Dataset entries:

★ ★ ★ ★ ★ ★ ★

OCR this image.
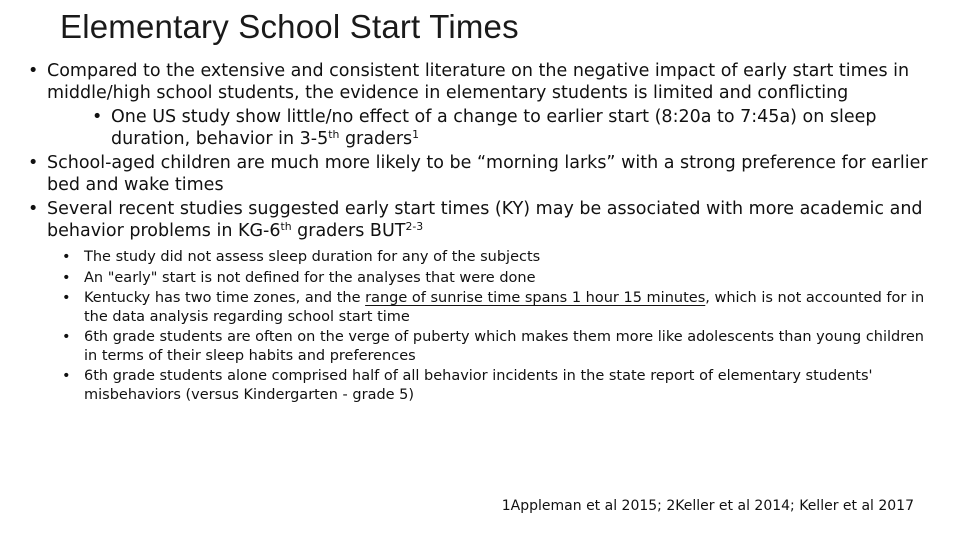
Elementary School Start Times
• Compared to the extensive and consistent literature on the negative impact of early start times in middle/high school students, the evidence in elementary students is limited and conflicting
• One US study show little/no effect of a change to earlier start (8:20a to 7:45a) on sleep duration, behavior in 3-5th graders$^1$
• School-aged children are much more likely to be “morning larks” with a strong preference for earlier bed and wake times
• Several recent studies suggested early start times (KY) may be associated with more academic and behavior problems in KG-6th graders BUT$^{2-3}$
• The study did not assess sleep duration for any of the subjects
• An "early" start is not defined for the analyses that were done
• Kentucky has two time zones, and the range of sunrise time spans 1 hour 15 minutes, which is not accounted for in the data analysis regarding school start time
• 6th grade students are often on the verge of puberty which makes them more like adolescents than young children in terms of their sleep habits and preferences
• 6th grade students alone comprised half of all behavior incidents in the state report of elementary students' misbehaviors (versus Kindergarten - grade 5)
1Appleman et al 2015; 2Keller et al 2014; Keller et al 2017
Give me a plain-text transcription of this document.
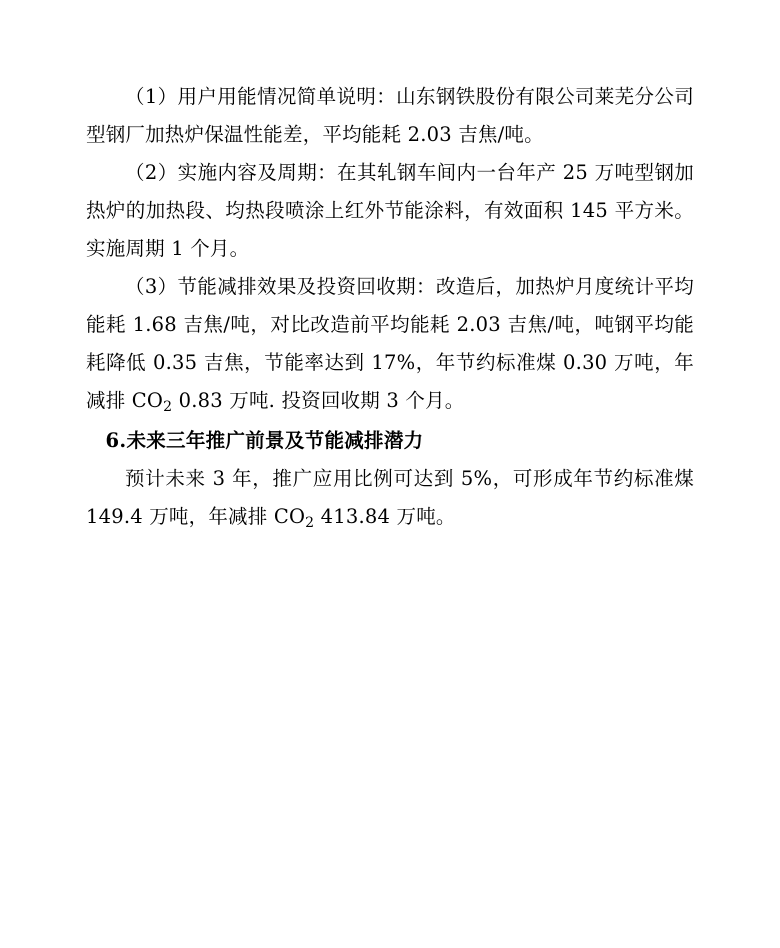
（1）用户用能情况简单说明：山东钢铁股份有限公司莱芜分公司型钢厂加热炉保温性能差，平均能耗 2.03 吉焦/吨。

（2）实施内容及周期：在其轧钢车间内一台年产 25 万吨型钢加热炉的加热段、均热段喷涂上红外节能涂料，有效面积 145 平方米。实施周期 1 个月。

（3）节能减排效果及投资回收期：改造后，加热炉月度统计平均能耗 1.68 吉焦/吨，对比改造前平均能耗 2.03 吉焦/吨，吨钢平均能耗降低 0.35 吉焦，节能率达到 17%，年节约标准煤 0.30 万吨，年减排 $CO_2$ 0.83 万吨. 投资回收期 3 个月。

6.未来三年推广前景及节能减排潜力

预计未来 3 年，推广应用比例可达到 5%，可形成年节约标准煤 149.4 万吨，年减排 $CO_2$ 413.84 万吨。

★ ★ ★ ★ ★ ★ ★

▶ TASK OBJECTIVE
Pictures in the records above are left out; print everything else exactly as written.

▶ EXERCISE OUTPUT
OCR this image.
Elementary School Start Times
• Compared to the extensive and consistent literature on the negative impact of early start times in middle/high school students, the evidence in elementary students is limited and conflicting
• One US study show little/no effect of a change to earlier start (8:20a to 7:45a) on sleep duration, behavior in 3-5th graders$^1$
• School-aged children are much more likely to be “morning larks” with a strong preference for earlier bed and wake times
• Several recent studies suggested early start times (KY) may be associated with more academic and behavior problems in KG-6th graders BUT$^{2-3}$
• The study did not assess sleep duration for any of the subjects
• An "early" start is not defined for the analyses that were done
• Kentucky has two time zones, and the range of sunrise time spans 1 hour 15 minutes, which is not accounted for in the data analysis regarding school start time
• 6th grade students are often on the verge of puberty which makes them more like adolescents than young children in terms of their sleep habits and preferences
• 6th grade students alone comprised half of all behavior incidents in the state report of elementary students' misbehaviors (versus Kindergarten - grade 5)
1Appleman et al 2015; 2Keller et al 2014; Keller et al 2017
Give me a plain-text transcription of this document.
（1）用户用能情况简单说明：山东钢铁股份有限公司莱芜分公司型钢厂加热炉保温性能差，平均能耗 2.03 吉焦/吨。

（2）实施内容及周期：在其轧钢车间内一台年产 25 万吨型钢加热炉的加热段、均热段喷涂上红外节能涂料，有效面积 145 平方米。实施周期 1 个月。

（3）节能减排效果及投资回收期：改造后，加热炉月度统计平均能耗 1.68 吉焦/吨，对比改造前平均能耗 2.03 吉焦/吨，吨钢平均能耗降低 0.35 吉焦，节能率达到 17%，年节约标准煤 0.30 万吨，年减排 $CO_2$ 0.83 万吨. 投资回收期 3 个月。

6.未来三年推广前景及节能减排潜力

预计未来 3 年，推广应用比例可达到 5%，可形成年节约标准煤 149.4 万吨，年减排 $CO_2$ 413.84 万吨。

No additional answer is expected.